▶ **LISTED RECORDS**:
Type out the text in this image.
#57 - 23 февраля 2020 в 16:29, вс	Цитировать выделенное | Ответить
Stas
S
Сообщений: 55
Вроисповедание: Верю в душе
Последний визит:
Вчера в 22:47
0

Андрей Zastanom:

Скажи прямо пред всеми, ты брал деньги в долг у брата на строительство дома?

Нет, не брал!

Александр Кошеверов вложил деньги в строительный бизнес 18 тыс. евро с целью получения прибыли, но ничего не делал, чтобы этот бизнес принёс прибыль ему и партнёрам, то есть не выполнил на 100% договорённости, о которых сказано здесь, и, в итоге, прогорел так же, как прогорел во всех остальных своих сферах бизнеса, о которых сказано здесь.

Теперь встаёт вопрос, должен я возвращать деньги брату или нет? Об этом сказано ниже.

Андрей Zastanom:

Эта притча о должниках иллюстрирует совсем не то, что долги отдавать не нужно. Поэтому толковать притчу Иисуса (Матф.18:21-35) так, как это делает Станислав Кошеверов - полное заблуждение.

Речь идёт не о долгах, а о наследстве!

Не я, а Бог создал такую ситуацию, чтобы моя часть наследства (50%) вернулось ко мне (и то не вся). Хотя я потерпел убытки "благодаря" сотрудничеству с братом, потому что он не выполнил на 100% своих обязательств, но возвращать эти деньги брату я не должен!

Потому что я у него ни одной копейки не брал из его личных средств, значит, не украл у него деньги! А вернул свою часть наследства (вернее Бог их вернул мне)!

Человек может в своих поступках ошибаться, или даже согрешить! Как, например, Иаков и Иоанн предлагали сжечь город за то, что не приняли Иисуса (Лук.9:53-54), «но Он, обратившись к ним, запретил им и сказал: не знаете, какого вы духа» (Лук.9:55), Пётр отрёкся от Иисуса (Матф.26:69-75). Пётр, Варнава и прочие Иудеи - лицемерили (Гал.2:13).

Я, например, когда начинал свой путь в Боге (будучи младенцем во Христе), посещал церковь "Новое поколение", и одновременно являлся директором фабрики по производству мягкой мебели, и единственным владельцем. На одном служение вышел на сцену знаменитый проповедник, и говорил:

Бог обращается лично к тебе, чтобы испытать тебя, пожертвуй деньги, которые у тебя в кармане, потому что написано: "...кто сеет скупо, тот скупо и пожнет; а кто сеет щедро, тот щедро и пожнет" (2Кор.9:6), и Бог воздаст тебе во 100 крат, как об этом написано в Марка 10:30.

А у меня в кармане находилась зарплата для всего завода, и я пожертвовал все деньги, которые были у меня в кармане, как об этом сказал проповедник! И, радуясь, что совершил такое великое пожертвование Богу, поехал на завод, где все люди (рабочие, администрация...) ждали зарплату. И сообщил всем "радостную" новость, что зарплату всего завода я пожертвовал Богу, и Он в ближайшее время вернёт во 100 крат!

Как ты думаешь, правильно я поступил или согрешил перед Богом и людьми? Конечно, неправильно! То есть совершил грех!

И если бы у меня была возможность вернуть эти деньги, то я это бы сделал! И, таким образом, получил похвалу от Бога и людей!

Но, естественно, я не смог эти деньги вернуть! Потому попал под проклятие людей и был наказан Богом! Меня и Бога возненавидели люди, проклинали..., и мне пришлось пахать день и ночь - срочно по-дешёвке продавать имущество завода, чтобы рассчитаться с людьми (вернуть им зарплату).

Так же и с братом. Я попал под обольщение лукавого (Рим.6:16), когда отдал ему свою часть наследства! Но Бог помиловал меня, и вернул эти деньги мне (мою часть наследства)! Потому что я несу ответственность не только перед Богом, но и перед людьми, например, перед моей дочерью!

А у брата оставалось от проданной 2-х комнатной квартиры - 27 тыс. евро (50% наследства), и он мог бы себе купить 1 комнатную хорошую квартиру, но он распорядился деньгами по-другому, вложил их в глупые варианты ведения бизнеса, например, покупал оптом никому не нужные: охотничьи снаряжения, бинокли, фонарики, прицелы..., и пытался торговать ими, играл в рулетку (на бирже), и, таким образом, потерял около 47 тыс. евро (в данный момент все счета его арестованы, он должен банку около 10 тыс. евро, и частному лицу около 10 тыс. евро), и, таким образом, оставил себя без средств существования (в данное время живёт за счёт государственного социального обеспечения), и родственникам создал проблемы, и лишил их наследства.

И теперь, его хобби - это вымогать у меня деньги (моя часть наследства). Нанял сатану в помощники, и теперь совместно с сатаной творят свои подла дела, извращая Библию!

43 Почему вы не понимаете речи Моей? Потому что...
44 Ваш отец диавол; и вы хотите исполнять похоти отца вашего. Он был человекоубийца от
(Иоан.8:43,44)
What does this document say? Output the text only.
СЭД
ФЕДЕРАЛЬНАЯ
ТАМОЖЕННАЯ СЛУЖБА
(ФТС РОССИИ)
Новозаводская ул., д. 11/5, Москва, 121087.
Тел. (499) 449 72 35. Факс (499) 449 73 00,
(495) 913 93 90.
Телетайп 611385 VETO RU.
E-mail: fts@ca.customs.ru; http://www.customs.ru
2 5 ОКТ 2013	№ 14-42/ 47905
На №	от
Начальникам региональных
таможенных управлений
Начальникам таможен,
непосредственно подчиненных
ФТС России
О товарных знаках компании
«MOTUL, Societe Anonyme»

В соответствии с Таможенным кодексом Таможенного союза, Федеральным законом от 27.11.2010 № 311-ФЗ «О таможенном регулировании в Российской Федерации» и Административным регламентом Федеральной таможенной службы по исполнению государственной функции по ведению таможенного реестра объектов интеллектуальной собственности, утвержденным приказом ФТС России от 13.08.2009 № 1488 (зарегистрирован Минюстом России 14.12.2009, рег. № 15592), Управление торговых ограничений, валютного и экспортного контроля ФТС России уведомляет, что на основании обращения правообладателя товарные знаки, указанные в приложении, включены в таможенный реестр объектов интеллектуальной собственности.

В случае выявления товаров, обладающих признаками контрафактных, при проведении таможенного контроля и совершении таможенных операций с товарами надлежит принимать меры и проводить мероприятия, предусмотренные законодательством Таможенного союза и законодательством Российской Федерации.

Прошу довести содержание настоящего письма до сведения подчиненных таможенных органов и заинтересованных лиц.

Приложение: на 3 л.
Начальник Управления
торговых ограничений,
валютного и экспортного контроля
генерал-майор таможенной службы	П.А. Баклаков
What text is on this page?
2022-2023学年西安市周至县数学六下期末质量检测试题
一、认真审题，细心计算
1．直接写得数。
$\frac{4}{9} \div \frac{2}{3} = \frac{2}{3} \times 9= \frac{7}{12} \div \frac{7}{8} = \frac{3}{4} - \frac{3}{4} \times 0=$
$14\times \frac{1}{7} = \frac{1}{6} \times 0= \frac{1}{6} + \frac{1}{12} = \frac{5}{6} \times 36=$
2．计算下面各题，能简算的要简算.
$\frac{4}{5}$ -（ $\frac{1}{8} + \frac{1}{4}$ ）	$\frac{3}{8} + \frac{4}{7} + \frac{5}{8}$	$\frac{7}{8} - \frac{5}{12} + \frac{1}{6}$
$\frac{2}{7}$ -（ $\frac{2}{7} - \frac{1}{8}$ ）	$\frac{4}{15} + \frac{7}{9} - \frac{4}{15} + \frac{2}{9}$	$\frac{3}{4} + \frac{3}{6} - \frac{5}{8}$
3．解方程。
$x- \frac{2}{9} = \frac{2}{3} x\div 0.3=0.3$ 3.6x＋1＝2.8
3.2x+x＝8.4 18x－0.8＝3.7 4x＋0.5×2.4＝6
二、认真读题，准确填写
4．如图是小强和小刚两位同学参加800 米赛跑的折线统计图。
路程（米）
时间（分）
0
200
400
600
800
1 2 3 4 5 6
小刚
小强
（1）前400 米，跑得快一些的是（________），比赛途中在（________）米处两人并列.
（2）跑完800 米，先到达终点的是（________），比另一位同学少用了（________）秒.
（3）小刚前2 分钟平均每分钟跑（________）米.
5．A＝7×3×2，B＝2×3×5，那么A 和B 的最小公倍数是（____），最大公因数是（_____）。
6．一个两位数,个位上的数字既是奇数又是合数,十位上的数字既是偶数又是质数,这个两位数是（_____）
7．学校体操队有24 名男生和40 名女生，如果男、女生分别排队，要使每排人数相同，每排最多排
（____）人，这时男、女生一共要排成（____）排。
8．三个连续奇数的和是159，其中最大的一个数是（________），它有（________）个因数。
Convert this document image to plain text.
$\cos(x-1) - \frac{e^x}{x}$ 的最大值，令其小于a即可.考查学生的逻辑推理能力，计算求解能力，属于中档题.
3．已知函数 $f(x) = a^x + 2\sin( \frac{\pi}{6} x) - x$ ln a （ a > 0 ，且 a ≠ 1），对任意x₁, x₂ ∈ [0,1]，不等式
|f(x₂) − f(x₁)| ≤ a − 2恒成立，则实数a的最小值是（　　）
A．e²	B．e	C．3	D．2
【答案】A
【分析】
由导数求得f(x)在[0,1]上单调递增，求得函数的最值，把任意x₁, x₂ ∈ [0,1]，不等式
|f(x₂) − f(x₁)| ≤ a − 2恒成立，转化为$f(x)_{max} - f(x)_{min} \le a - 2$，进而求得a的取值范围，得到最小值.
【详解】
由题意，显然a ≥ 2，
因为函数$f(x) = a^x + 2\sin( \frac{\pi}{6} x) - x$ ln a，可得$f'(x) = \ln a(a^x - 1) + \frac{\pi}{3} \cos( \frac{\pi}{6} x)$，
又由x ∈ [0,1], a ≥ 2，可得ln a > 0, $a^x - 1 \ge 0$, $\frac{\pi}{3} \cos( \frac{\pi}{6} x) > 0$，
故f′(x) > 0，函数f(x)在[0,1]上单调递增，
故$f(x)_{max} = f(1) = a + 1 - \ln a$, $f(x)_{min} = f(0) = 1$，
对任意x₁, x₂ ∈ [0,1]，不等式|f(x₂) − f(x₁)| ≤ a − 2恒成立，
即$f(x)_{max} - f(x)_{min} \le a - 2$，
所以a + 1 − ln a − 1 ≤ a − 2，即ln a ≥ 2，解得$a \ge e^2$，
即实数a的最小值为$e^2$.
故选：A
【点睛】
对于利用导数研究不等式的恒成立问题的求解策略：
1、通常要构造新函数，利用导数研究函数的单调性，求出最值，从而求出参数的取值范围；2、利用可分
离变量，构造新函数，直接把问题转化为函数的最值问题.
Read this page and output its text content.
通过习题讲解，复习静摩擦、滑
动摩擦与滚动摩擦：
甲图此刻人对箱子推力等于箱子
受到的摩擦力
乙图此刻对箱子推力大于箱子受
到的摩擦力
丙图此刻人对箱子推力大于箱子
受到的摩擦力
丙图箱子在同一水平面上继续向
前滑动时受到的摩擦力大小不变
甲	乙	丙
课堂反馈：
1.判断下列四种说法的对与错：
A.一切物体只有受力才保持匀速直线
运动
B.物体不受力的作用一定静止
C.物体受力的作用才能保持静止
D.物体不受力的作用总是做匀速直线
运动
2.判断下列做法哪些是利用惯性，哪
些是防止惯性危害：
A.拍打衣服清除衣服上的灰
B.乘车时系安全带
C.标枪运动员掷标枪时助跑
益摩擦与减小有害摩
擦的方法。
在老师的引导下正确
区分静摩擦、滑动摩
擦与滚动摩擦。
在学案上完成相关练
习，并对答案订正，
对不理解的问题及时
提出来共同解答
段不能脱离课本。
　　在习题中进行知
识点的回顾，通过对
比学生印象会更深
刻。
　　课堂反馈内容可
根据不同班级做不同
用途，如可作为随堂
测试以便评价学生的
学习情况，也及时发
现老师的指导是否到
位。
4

▶ **YOUR TASK**:
Look through the data above. Each line containing the word "перед" needs to be copied.

▶ **THE OUTPUT**:
Как ты думаешь, правильно я поступил или согрешил перед Богом и людьми? Конечно, неправильно! То есть совершил грех!
Так же и с братом. Я попал под обольщение лукавого (Рим.6:16), когда отдал ему свою часть наследства! Но Бог помиловал меня, и вернул эти деньги мне (мою часть наследства)! Потому что я несу ответственность не только перед Богом, но и перед людьми, например, перед моей дочерью!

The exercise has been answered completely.